Type out every line below exactly as it reads.

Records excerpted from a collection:

Begin

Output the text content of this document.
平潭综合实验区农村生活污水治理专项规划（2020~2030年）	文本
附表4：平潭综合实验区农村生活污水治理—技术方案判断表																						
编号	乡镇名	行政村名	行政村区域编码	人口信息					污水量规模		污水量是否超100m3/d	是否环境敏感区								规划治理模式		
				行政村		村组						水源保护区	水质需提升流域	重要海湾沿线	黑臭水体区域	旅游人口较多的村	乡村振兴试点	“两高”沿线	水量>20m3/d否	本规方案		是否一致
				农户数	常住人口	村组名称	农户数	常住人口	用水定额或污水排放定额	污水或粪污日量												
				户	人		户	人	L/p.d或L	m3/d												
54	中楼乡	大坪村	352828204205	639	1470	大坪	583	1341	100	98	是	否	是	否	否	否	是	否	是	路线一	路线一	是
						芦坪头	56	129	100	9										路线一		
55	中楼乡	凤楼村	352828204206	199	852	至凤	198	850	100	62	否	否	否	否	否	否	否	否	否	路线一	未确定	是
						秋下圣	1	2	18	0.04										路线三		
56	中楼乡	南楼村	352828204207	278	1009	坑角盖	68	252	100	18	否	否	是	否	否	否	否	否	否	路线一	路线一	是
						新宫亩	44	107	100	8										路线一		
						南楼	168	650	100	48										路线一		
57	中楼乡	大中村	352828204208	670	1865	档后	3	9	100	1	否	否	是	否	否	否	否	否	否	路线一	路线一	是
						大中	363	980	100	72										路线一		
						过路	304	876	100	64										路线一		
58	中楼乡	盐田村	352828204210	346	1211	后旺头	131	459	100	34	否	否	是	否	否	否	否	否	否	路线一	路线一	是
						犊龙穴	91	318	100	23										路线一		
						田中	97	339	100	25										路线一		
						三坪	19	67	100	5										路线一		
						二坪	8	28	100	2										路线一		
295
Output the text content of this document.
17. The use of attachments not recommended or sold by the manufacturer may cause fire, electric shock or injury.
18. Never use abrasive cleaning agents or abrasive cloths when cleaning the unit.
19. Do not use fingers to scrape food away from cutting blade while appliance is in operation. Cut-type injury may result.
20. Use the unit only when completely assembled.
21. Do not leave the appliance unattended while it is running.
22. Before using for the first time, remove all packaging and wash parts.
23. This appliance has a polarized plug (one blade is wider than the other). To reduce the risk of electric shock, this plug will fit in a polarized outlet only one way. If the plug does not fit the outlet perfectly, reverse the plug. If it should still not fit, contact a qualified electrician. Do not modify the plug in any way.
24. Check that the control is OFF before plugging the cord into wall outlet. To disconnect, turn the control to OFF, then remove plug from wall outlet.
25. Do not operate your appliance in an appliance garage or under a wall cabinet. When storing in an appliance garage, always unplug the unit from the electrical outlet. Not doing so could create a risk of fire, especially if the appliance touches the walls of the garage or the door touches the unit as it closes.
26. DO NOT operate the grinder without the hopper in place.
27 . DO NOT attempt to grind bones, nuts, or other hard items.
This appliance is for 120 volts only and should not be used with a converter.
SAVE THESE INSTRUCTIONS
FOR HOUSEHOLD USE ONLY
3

End

#### Answer to the task
Output the text content of this document.
平潭综合实验区农村生活污水治理专项规划（2020~2030年）	文本
附表4：平潭综合实验区农村生活污水治理—技术方案判断表																						
编号	乡镇名	行政村名	行政村区域编码	人口信息					污水量规模		污水量是否超100m3/d	是否环境敏感区								规划治理模式		
				行政村		村组						水源保护区	水质需提升流域	重要海湾沿线	黑臭水体区域	旅游人口较多的村	乡村振兴试点	“两高”沿线	水量>20m3/d否	本规方案		是否一致
				农户数	常住人口	村组名称	农户数	常住人口	用水定额或污水排放定额	污水或粪污日量												
				户	人		户	人	L/p.d或L	m3/d												
54	中楼乡	大坪村	352828204205	639	1470	大坪	583	1341	100	98	是	否	是	否	否	否	是	否	是	路线一	路线一	是
						芦坪头	56	129	100	9										路线一		
55	中楼乡	凤楼村	352828204206	199	852	至凤	198	850	100	62	否	否	否	否	否	否	否	否	否	路线一	未确定	是
						秋下圣	1	2	18	0.04										路线三		
56	中楼乡	南楼村	352828204207	278	1009	坑角盖	68	252	100	18	否	否	是	否	否	否	否	否	否	路线一	路线一	是
						新宫亩	44	107	100	8										路线一		
						南楼	168	650	100	48										路线一		
57	中楼乡	大中村	352828204208	670	1865	档后	3	9	100	1	否	否	是	否	否	否	否	否	否	路线一	路线一	是
						大中	363	980	100	72										路线一		
						过路	304	876	100	64										路线一		
58	中楼乡	盐田村	352828204210	346	1211	后旺头	131	459	100	34	否	否	是	否	否	否	否	否	否	路线一	路线一	是
						犊龙穴	91	318	100	23										路线一		
						田中	97	339	100	25										路线一		
						三坪	19	67	100	5										路线一		
						二坪	8	28	100	2										路线一		
295
Output the text content of this document.
17. The use of attachments not recommended or sold by the manufacturer may cause fire, electric shock or injury.
18. Never use abrasive cleaning agents or abrasive cloths when cleaning the unit.
19. Do not use fingers to scrape food away from cutting blade while appliance is in operation. Cut-type injury may result.
20. Use the unit only when completely assembled.
21. Do not leave the appliance unattended while it is running.
22. Before using for the first time, remove all packaging and wash parts.
23. This appliance has a polarized plug (one blade is wider than the other). To reduce the risk of electric shock, this plug will fit in a polarized outlet only one way. If the plug does not fit the outlet perfectly, reverse the plug. If it should still not fit, contact a qualified electrician. Do not modify the plug in any way.
24. Check that the control is OFF before plugging the cord into wall outlet. To disconnect, turn the control to OFF, then remove plug from wall outlet.
25. Do not operate your appliance in an appliance garage or under a wall cabinet. When storing in an appliance garage, always unplug the unit from the electrical outlet. Not doing so could create a risk of fire, especially if the appliance touches the walls of the garage or the door touches the unit as it closes.
26. DO NOT operate the grinder without the hopper in place.
27 . DO NOT attempt to grind bones, nuts, or other hard items.
This appliance is for 120 volts only and should not be used with a converter.
SAVE THESE INSTRUCTIONS
FOR HOUSEHOLD USE ONLY
3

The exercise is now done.